▸ **REQUIRED WORK**:
Give back the lines below exactly, but do not include any pictures.

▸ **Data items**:
****************************************
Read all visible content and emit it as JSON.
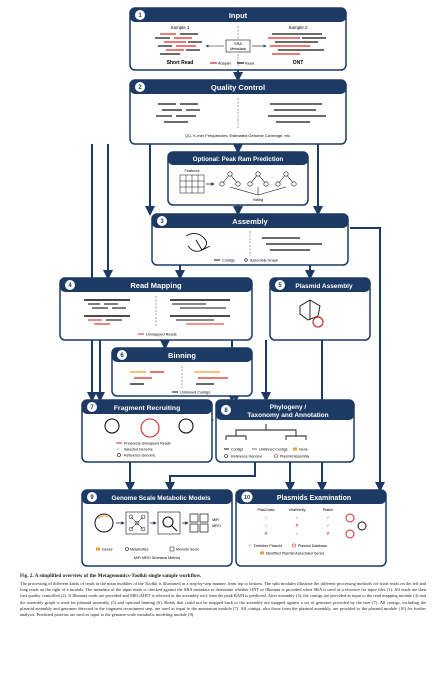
{
  "colors": {
    "header": "#1c3a63",
    "box_border": "#1c3a63",
    "arrow": "#1c3a63",
    "red": "#d62a2a",
    "pink": "#f0a0a0",
    "orange": "#f0a030",
    "green": "#2fa84f",
    "grey": "#777777"
  },
  "modules": {
    "input": {
      "num": "1",
      "title": "Input",
      "sample1": "Sample 1",
      "sample2": "Sample 2",
      "short_read": "Short Read",
      "ont": "ONT",
      "sra": "SRA",
      "metadata": "Metadata",
      "adapter": "Adapter",
      "read": "Read"
    },
    "qc": {
      "num": "2",
      "title": "Quality Control",
      "text": "QC, K-mer Frequencies, Estimated Genome Coverage, etc."
    },
    "peak": {
      "title": "Optional: Peak Ram Prediction",
      "features": "Features",
      "voting": "Voting"
    },
    "assembly": {
      "num": "3",
      "title": "Assembly",
      "contigs": "Contigs",
      "graph": "Assembly Graph"
    },
    "readmap": {
      "num": "4",
      "title": "Read Mapping",
      "unmapped": "Unmapped Reads"
    },
    "plasmid_asm": {
      "num": "5",
      "title": "Plasmid Assembly"
    },
    "binning": {
      "num": "6",
      "title": "Binning",
      "unbinned": "Unbinned Contigs"
    },
    "fragment": {
      "num": "7",
      "title": "Fragment Recruiting",
      "prev": "Previously Unmapped Reads",
      "selected": "Selected Genome",
      "reference": "Reference Genome"
    },
    "phylogeny": {
      "num": "8",
      "title_line1": "Phylogeny /",
      "title_line2": "Taxonomy and Annotation",
      "contigs": "Contigs",
      "unbinned": "Unbinned Contigs",
      "gene": "Gene",
      "ref_genome": "Reference Genome",
      "plasmid_asm": "Plasmid Assembly"
    },
    "gsmm": {
      "num": "9",
      "title": "Genome Scale Metabolic Models",
      "genes": "Genes",
      "metabolites": "Metabolites",
      "memote": "Memote Score",
      "mifi": "MiFi",
      "mro": "MRO",
      "metrics": "MiFi MRO Smetana Metrics"
    },
    "plasmids_exam": {
      "num": "10",
      "title": "Plasmids Examination",
      "tools": [
        "PlasClass",
        "ViralVerify",
        "Platon"
      ],
      "detected": "Detected Plasmid",
      "database": "Plasmid Database",
      "genes": "Identified Plasmid Associated Genes"
    }
  },
  "caption": {
    "title": "Fig. 2.  A simplified overview of the Metagenomics-Toolkit single sample workflow.",
    "body": "The processing of different kinds of reads in the main modules of the Toolkit is illustrated in a step-by-step manner, from top to bottom. The split modules illustrate the different processing methods for short reads on the left and long reads on the right of a module. The metadata of the input reads is checked against the SRA metadata to determine whether ONT or Illumina is provided when SRA is used as a resource for input files (1). All reads are then first quality controlled (2). If Illumina reads are provided and MEGAHIT is selected as the assembly tool, then the peak RAM is predicted. After assembly (3), the contigs are provided as input to the read mapping module (4) and the assembly graph is used for plasmid assembly (5) and optional binning (6). Reads that could not be mapped back to the assembly are mapped against a set of genomes provided by the user (7). All contigs, including the plasmid assembly and genomes detected in the fragment recruitment step, are used as input to the annotation module (7). All contigs, also those from the plasmid assembly, are provided to the plasmid module (10) for further analysis. Predicted proteins are used as input to the genome-scale metabolic modeling module (9)."
  }
}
****************************************
▸ **TASK RESULT**:
Read all visible content and emit it as JSON.
{
  "colors": {
    "header": "#1c3a63",
    "box_border": "#1c3a63",
    "arrow": "#1c3a63",
    "red": "#d62a2a",
    "pink": "#f0a0a0",
    "orange": "#f0a030",
    "green": "#2fa84f",
    "grey": "#777777"
  },
  "modules": {
    "input": {
      "num": "1",
      "title": "Input",
      "sample1": "Sample 1",
      "sample2": "Sample 2",
      "short_read": "Short Read",
      "ont": "ONT",
      "sra": "SRA",
      "metadata": "Metadata",
      "adapter": "Adapter",
      "read": "Read"
    },
    "qc": {
      "num": "2",
      "title": "Quality Control",
      "text": "QC, K-mer Frequencies, Estimated Genome Coverage, etc."
    },
    "peak": {
      "title": "Optional: Peak Ram Prediction",
      "features": "Features",
      "voting": "Voting"
    },
    "assembly": {
      "num": "3",
      "title": "Assembly",
      "contigs": "Contigs",
      "graph": "Assembly Graph"
    },
    "readmap": {
      "num": "4",
      "title": "Read Mapping",
      "unmapped": "Unmapped Reads"
    },
    "plasmid_asm": {
      "num": "5",
      "title": "Plasmid Assembly"
    },
    "binning": {
      "num": "6",
      "title": "Binning",
      "unbinned": "Unbinned Contigs"
    },
    "fragment": {
      "num": "7",
      "title": "Fragment Recruiting",
      "prev": "Previously Unmapped Reads",
      "selected": "Selected Genome",
      "reference": "Reference Genome"
    },
    "phylogeny": {
      "num": "8",
      "title_line1": "Phylogeny /",
      "title_line2": "Taxonomy and Annotation",
      "contigs": "Contigs",
      "unbinned": "Unbinned Contigs",
      "gene": "Gene",
      "ref_genome": "Reference Genome",
      "plasmid_asm": "Plasmid Assembly"
    },
    "gsmm": {
      "num": "9",
      "title": "Genome Scale Metabolic Models",
      "genes": "Genes",
      "metabolites": "Metabolites",
      "memote": "Memote Score",
      "mifi": "MiFi",
      "mro": "MRO",
      "metrics": "MiFi MRO Smetana Metrics"
    },
    "plasmids_exam": {
      "num": "10",
      "title": "Plasmids Examination",
      "tools": [
        "PlasClass",
        "ViralVerify",
        "Platon"
      ],
      "detected": "Detected Plasmid",
      "database": "Plasmid Database",
      "genes": "Identified Plasmid Associated Genes"
    }
  },
  "caption": {
    "title": "Fig. 2.  A simplified overview of the Metagenomics-Toolkit single sample workflow.",
    "body": "The processing of different kinds of reads in the main modules of the Toolkit is illustrated in a step-by-step manner, from top to bottom. The split modules illustrate the different processing methods for short reads on the left and long reads on the right of a module. The metadata of the input reads is checked against the SRA metadata to determine whether ONT or Illumina is provided when SRA is used as a resource for input files (1). All reads are then first quality controlled (2). If Illumina reads are provided and MEGAHIT is selected as the assembly tool, then the peak RAM is predicted. After assembly (3), the contigs are provided as input to the read mapping module (4) and the assembly graph is used for plasmid assembly (5) and optional binning (6). Reads that could not be mapped back to the assembly are mapped against a set of genomes provided by the user (7). All contigs, including the plasmid assembly and genomes detected in the fragment recruitment step, are used as input to the annotation module (7). All contigs, also those from the plasmid assembly, are provided to the plasmid module (10) for further analysis. Predicted proteins are used as input to the genome-scale metabolic modeling module (9)."
  }
}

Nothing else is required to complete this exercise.